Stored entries
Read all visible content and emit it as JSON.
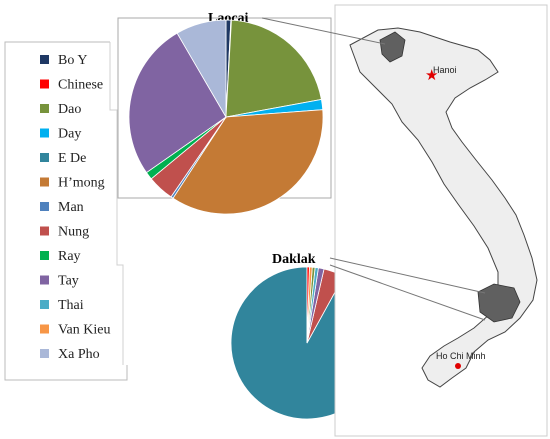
{
  "chart_data": {
    "type": "pie",
    "legend": {
      "placement": "left",
      "items": [
        {
          "name": "Bo Y",
          "color": "#1f3864"
        },
        {
          "name": "Chinese",
          "color": "#ff0000"
        },
        {
          "name": "Dao",
          "color": "#77933c"
        },
        {
          "name": "Day",
          "color": "#00b0f0"
        },
        {
          "name": "E De",
          "color": "#31859c"
        },
        {
          "name": "H’mong",
          "color": "#c47a35"
        },
        {
          "name": "Man",
          "color": "#4f81bd"
        },
        {
          "name": "Nung",
          "color": "#c0504d"
        },
        {
          "name": "Ray",
          "color": "#00b050"
        },
        {
          "name": "Tay",
          "color": "#8064a2"
        },
        {
          "name": "Thai",
          "color": "#4bacc6"
        },
        {
          "name": "Van Kieu",
          "color": "#f79646"
        },
        {
          "name": "Xa Pho",
          "color": "#aab8d8"
        }
      ]
    },
    "pies": [
      {
        "title": "Laocai",
        "slices": [
          {
            "name": "Bo Y",
            "value": 0.8
          },
          {
            "name": "Chinese",
            "value": 0.1
          },
          {
            "name": "Dao",
            "value": 21.2
          },
          {
            "name": "Day",
            "value": 1.7
          },
          {
            "name": "H’mong",
            "value": 35.4
          },
          {
            "name": "Man",
            "value": 0.4
          },
          {
            "name": "Nung",
            "value": 4.4
          },
          {
            "name": "Ray",
            "value": 1.3
          },
          {
            "name": "Tay",
            "value": 26.3
          },
          {
            "name": "Xa Pho",
            "value": 8.4
          }
        ]
      },
      {
        "title": "Daklak",
        "slices": [
          {
            "name": "E De",
            "value": 92.0
          },
          {
            "name": "Nung",
            "value": 4.4
          },
          {
            "name": "Tay",
            "value": 1.2
          },
          {
            "name": "Thai",
            "value": 0.7
          },
          {
            "name": "Dao",
            "value": 0.6
          },
          {
            "name": "Van Kieu",
            "value": 0.6
          },
          {
            "name": "Chinese",
            "value": 0.5
          }
        ]
      }
    ]
  },
  "map": {
    "cities": [
      "Hanoi",
      "Ho Chi Minh"
    ],
    "highlight_color": "#606060",
    "land_color": "#eeeeee",
    "marker_colors": {
      "Hanoi": "#e00000",
      "Ho Chi Minh": "#e00000"
    }
  }
}
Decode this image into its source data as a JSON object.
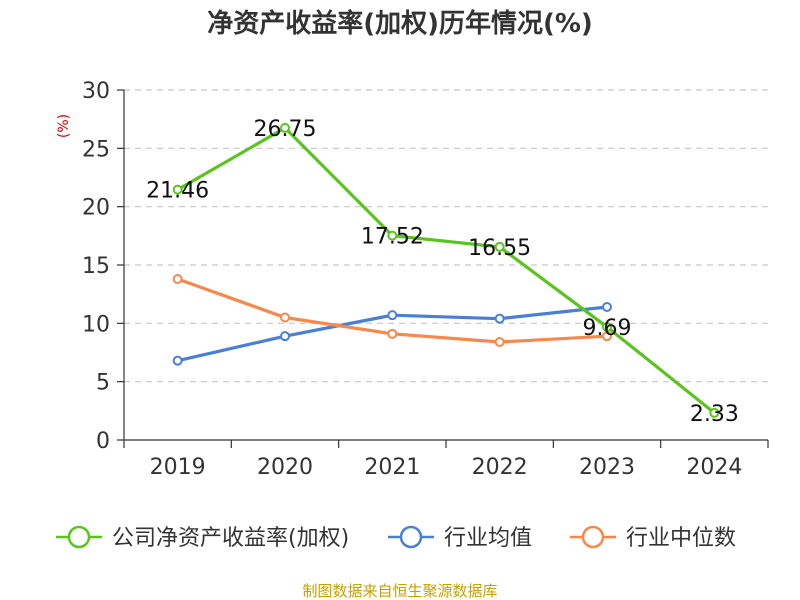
{
  "chart_data": {
    "type": "line",
    "title": "净资产收益率(加权)历年情况(%)",
    "ylabel": "(%)",
    "xlabel": "",
    "categories": [
      "2019",
      "2020",
      "2021",
      "2022",
      "2023",
      "2024"
    ],
    "ylim": [
      0,
      30
    ],
    "yticks": [
      0,
      5,
      10,
      15,
      20,
      25,
      30
    ],
    "grid": true,
    "legend_position": "bottom",
    "series": [
      {
        "name": "公司净资产收益率(加权)",
        "color": "#5ac41e",
        "values": [
          21.46,
          26.75,
          17.52,
          16.55,
          9.69,
          2.33
        ],
        "labels": [
          "21.46",
          "26.75",
          "17.52",
          "16.55",
          "9.69",
          "2.33"
        ]
      },
      {
        "name": "行业均值",
        "color": "#4a7fd6",
        "values": [
          6.8,
          8.9,
          10.7,
          10.4,
          11.4,
          null
        ]
      },
      {
        "name": "行业中位数",
        "color": "#f5884f",
        "values": [
          13.8,
          10.5,
          9.1,
          8.4,
          8.9,
          null
        ]
      }
    ],
    "source": "制图数据来自恒生聚源数据库"
  }
}
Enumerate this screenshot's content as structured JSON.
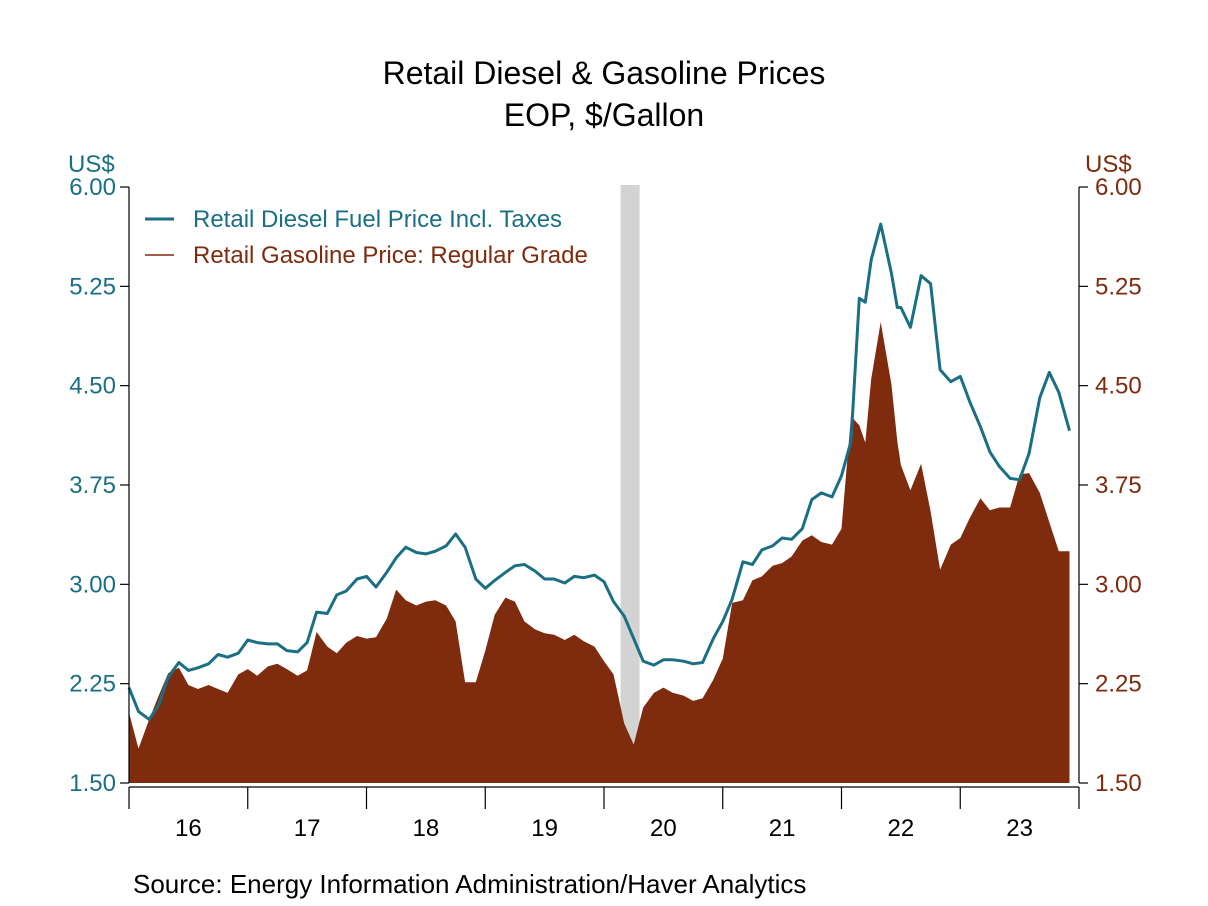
{
  "chart_data": {
    "type": "line",
    "title": "Retail Diesel & Gasoline Prices",
    "subtitle": "EOP, $/Gallon",
    "source": "Source:  Energy Information Administration/Haver Analytics",
    "left_axis": {
      "unit": "US$",
      "ylim": [
        1.5,
        6.0
      ],
      "ticks": [
        "1.50",
        "2.25",
        "3.00",
        "3.75",
        "4.50",
        "5.25",
        "6.00"
      ],
      "color": "#1a6f84"
    },
    "right_axis": {
      "unit": "US$",
      "ylim": [
        1.5,
        6.0
      ],
      "ticks": [
        "1.50",
        "2.25",
        "3.00",
        "3.75",
        "4.50",
        "5.25",
        "6.00"
      ],
      "color": "#7e2b0e"
    },
    "x_axis": {
      "labels": [
        "16",
        "17",
        "18",
        "19",
        "20",
        "21",
        "22",
        "23"
      ],
      "start": 2016.0,
      "end": 2024.0
    },
    "recession_shading": [
      {
        "start": 2020.14,
        "end": 2020.3
      }
    ],
    "legend": {
      "position": "top-left"
    },
    "colors": {
      "diesel": "#1a6f84",
      "gasoline": "#7e2b0e",
      "recession": "#d3d3d3"
    },
    "series": [
      {
        "name": "Retail Diesel Fuel Price Incl. Taxes",
        "style": "line",
        "x": [
          2016.0,
          2016.08,
          2016.17,
          2016.25,
          2016.33,
          2016.42,
          2016.5,
          2016.58,
          2016.67,
          2016.75,
          2016.83,
          2016.92,
          2017.0,
          2017.08,
          2017.17,
          2017.25,
          2017.33,
          2017.42,
          2017.5,
          2017.58,
          2017.67,
          2017.75,
          2017.83,
          2017.92,
          2018.0,
          2018.08,
          2018.17,
          2018.25,
          2018.33,
          2018.42,
          2018.5,
          2018.58,
          2018.67,
          2018.75,
          2018.83,
          2018.92,
          2019.0,
          2019.08,
          2019.17,
          2019.25,
          2019.33,
          2019.42,
          2019.5,
          2019.58,
          2019.67,
          2019.75,
          2019.83,
          2019.92,
          2020.0,
          2020.08,
          2020.17,
          2020.25,
          2020.33,
          2020.42,
          2020.5,
          2020.58,
          2020.67,
          2020.75,
          2020.83,
          2020.92,
          2021.0,
          2021.08,
          2021.17,
          2021.25,
          2021.33,
          2021.42,
          2021.5,
          2021.58,
          2021.67,
          2021.75,
          2021.83,
          2021.92,
          2022.0,
          2022.08,
          2022.15,
          2022.2,
          2022.25,
          2022.33,
          2022.42,
          2022.47,
          2022.5,
          2022.58,
          2022.67,
          2022.75,
          2022.83,
          2022.92,
          2023.0,
          2023.08,
          2023.17,
          2023.25,
          2023.33,
          2023.42,
          2023.5,
          2023.58,
          2023.67,
          2023.75,
          2023.83,
          2023.92
        ],
        "values": [
          2.22,
          2.04,
          1.98,
          2.09,
          2.3,
          2.41,
          2.35,
          2.37,
          2.4,
          2.47,
          2.45,
          2.48,
          2.58,
          2.56,
          2.55,
          2.55,
          2.5,
          2.49,
          2.56,
          2.79,
          2.78,
          2.92,
          2.95,
          3.04,
          3.06,
          2.98,
          3.09,
          3.2,
          3.28,
          3.24,
          3.23,
          3.25,
          3.29,
          3.38,
          3.28,
          3.04,
          2.97,
          3.03,
          3.09,
          3.14,
          3.15,
          3.1,
          3.04,
          3.04,
          3.01,
          3.06,
          3.05,
          3.07,
          3.02,
          2.87,
          2.76,
          2.59,
          2.42,
          2.39,
          2.43,
          2.43,
          2.42,
          2.4,
          2.41,
          2.59,
          2.72,
          2.89,
          3.17,
          3.15,
          3.26,
          3.29,
          3.35,
          3.34,
          3.42,
          3.64,
          3.69,
          3.66,
          3.82,
          4.08,
          5.16,
          5.13,
          5.45,
          5.72,
          5.35,
          5.09,
          5.09,
          4.94,
          5.33,
          5.27,
          4.62,
          4.53,
          4.57,
          4.38,
          4.19,
          4.0,
          3.89,
          3.8,
          3.79,
          3.99,
          4.41,
          4.6,
          4.45,
          4.16
        ]
      },
      {
        "name": "Retail Gasoline Price: Regular Grade",
        "style": "area",
        "x": [
          2016.0,
          2016.08,
          2016.17,
          2016.25,
          2016.33,
          2016.42,
          2016.5,
          2016.58,
          2016.67,
          2016.75,
          2016.83,
          2016.92,
          2017.0,
          2017.08,
          2017.17,
          2017.25,
          2017.33,
          2017.42,
          2017.5,
          2017.58,
          2017.67,
          2017.75,
          2017.83,
          2017.92,
          2018.0,
          2018.08,
          2018.17,
          2018.25,
          2018.33,
          2018.42,
          2018.5,
          2018.58,
          2018.67,
          2018.75,
          2018.83,
          2018.92,
          2019.0,
          2019.08,
          2019.17,
          2019.25,
          2019.33,
          2019.42,
          2019.5,
          2019.58,
          2019.67,
          2019.75,
          2019.83,
          2019.92,
          2020.0,
          2020.08,
          2020.17,
          2020.25,
          2020.33,
          2020.42,
          2020.5,
          2020.58,
          2020.67,
          2020.75,
          2020.83,
          2020.92,
          2021.0,
          2021.08,
          2021.17,
          2021.25,
          2021.33,
          2021.42,
          2021.5,
          2021.58,
          2021.67,
          2021.75,
          2021.83,
          2021.92,
          2022.0,
          2022.08,
          2022.15,
          2022.2,
          2022.25,
          2022.33,
          2022.42,
          2022.47,
          2022.5,
          2022.58,
          2022.67,
          2022.75,
          2022.83,
          2022.92,
          2023.0,
          2023.08,
          2023.17,
          2023.25,
          2023.33,
          2023.42,
          2023.5,
          2023.58,
          2023.67,
          2023.75,
          2023.83,
          2023.92
        ],
        "values": [
          2.03,
          1.76,
          1.98,
          2.16,
          2.33,
          2.37,
          2.24,
          2.21,
          2.24,
          2.21,
          2.18,
          2.32,
          2.36,
          2.31,
          2.38,
          2.4,
          2.36,
          2.31,
          2.35,
          2.64,
          2.53,
          2.48,
          2.56,
          2.61,
          2.59,
          2.6,
          2.74,
          2.96,
          2.88,
          2.84,
          2.87,
          2.88,
          2.84,
          2.72,
          2.26,
          2.26,
          2.5,
          2.77,
          2.9,
          2.87,
          2.72,
          2.66,
          2.63,
          2.62,
          2.58,
          2.62,
          2.57,
          2.53,
          2.42,
          2.32,
          1.95,
          1.79,
          2.07,
          2.18,
          2.22,
          2.18,
          2.16,
          2.12,
          2.14,
          2.28,
          2.44,
          2.86,
          2.88,
          3.03,
          3.06,
          3.14,
          3.16,
          3.21,
          3.33,
          3.37,
          3.32,
          3.3,
          3.42,
          4.27,
          4.2,
          4.07,
          4.55,
          4.98,
          4.51,
          4.08,
          3.9,
          3.71,
          3.91,
          3.55,
          3.11,
          3.3,
          3.35,
          3.5,
          3.65,
          3.56,
          3.58,
          3.58,
          3.83,
          3.84,
          3.69,
          3.47,
          3.25,
          3.25
        ]
      }
    ]
  }
}
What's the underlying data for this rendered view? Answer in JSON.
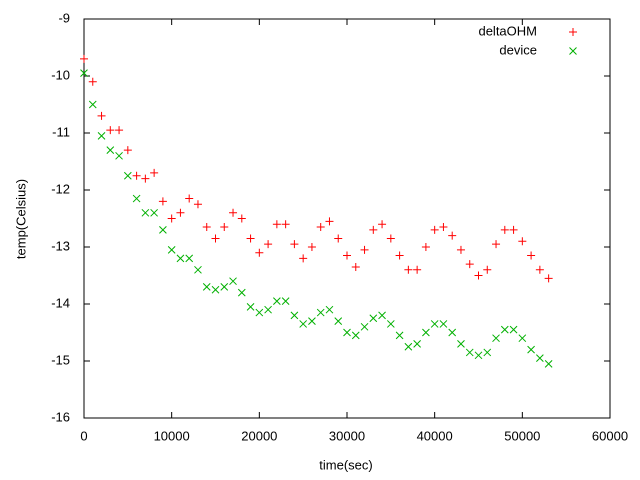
{
  "chart_data": {
    "type": "scatter",
    "xlabel": "time(sec)",
    "ylabel": "temp(Celsius)",
    "x": [
      0,
      1000,
      2000,
      3000,
      4000,
      5000,
      6000,
      7000,
      8000,
      9000,
      10000,
      11000,
      12000,
      13000,
      14000,
      15000,
      16000,
      17000,
      18000,
      19000,
      20000,
      21000,
      22000,
      23000,
      24000,
      25000,
      26000,
      27000,
      28000,
      29000,
      30000,
      31000,
      32000,
      33000,
      34000,
      35000,
      36000,
      37000,
      38000,
      39000,
      40000,
      41000,
      42000,
      43000,
      44000,
      45000,
      46000,
      47000,
      48000,
      49000,
      50000,
      51000,
      52000,
      53000
    ],
    "series": [
      {
        "name": "deltaOHM",
        "color": "#ff0000",
        "marker": "plus",
        "values": [
          -9.7,
          -10.1,
          -10.7,
          -10.95,
          -10.95,
          -11.3,
          -11.75,
          -11.8,
          -11.7,
          -12.2,
          -12.5,
          -12.4,
          -12.15,
          -12.25,
          -12.65,
          -12.85,
          -12.65,
          -12.4,
          -12.5,
          -12.85,
          -13.1,
          -12.95,
          -12.6,
          -12.6,
          -12.95,
          -13.2,
          -13.0,
          -12.65,
          -12.55,
          -12.85,
          -13.15,
          -13.35,
          -13.05,
          -12.7,
          -12.6,
          -12.85,
          -13.15,
          -13.4,
          -13.4,
          -13.0,
          -12.7,
          -12.65,
          -12.8,
          -13.05,
          -13.3,
          -13.5,
          -13.4,
          -12.95,
          -12.7,
          -12.7,
          -12.9,
          -13.15,
          -13.4,
          -13.55
        ]
      },
      {
        "name": "device",
        "color": "#00b000",
        "marker": "cross",
        "values": [
          -9.95,
          -10.5,
          -11.05,
          -11.3,
          -11.4,
          -11.75,
          -12.15,
          -12.4,
          -12.4,
          -12.7,
          -13.05,
          -13.2,
          -13.2,
          -13.4,
          -13.7,
          -13.75,
          -13.7,
          -13.6,
          -13.8,
          -14.05,
          -14.15,
          -14.1,
          -13.95,
          -13.95,
          -14.2,
          -14.35,
          -14.3,
          -14.15,
          -14.1,
          -14.3,
          -14.5,
          -14.55,
          -14.4,
          -14.25,
          -14.2,
          -14.35,
          -14.55,
          -14.75,
          -14.7,
          -14.5,
          -14.35,
          -14.35,
          -14.5,
          -14.7,
          -14.85,
          -14.9,
          -14.85,
          -14.6,
          -14.45,
          -14.45,
          -14.6,
          -14.8,
          -14.95,
          -15.05
        ]
      }
    ],
    "xlim": [
      0,
      60000
    ],
    "xticks": [
      0,
      10000,
      20000,
      30000,
      40000,
      50000,
      60000
    ],
    "ylim": [
      -16,
      -9
    ],
    "yticks": [
      -16,
      -15,
      -14,
      -13,
      -12,
      -11,
      -10,
      -9
    ],
    "grid": false,
    "legend": "top-right"
  }
}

Short exercise: Where a line in the material above holds "JSON", copy that line.

Output below:
Read all visible content and emit it as JSON.
Decode this image into its source data as a JSON object.
Enumerate this screenshot's content as structured JSON.
What's the underlying data for this rendered view? Answer in JSON.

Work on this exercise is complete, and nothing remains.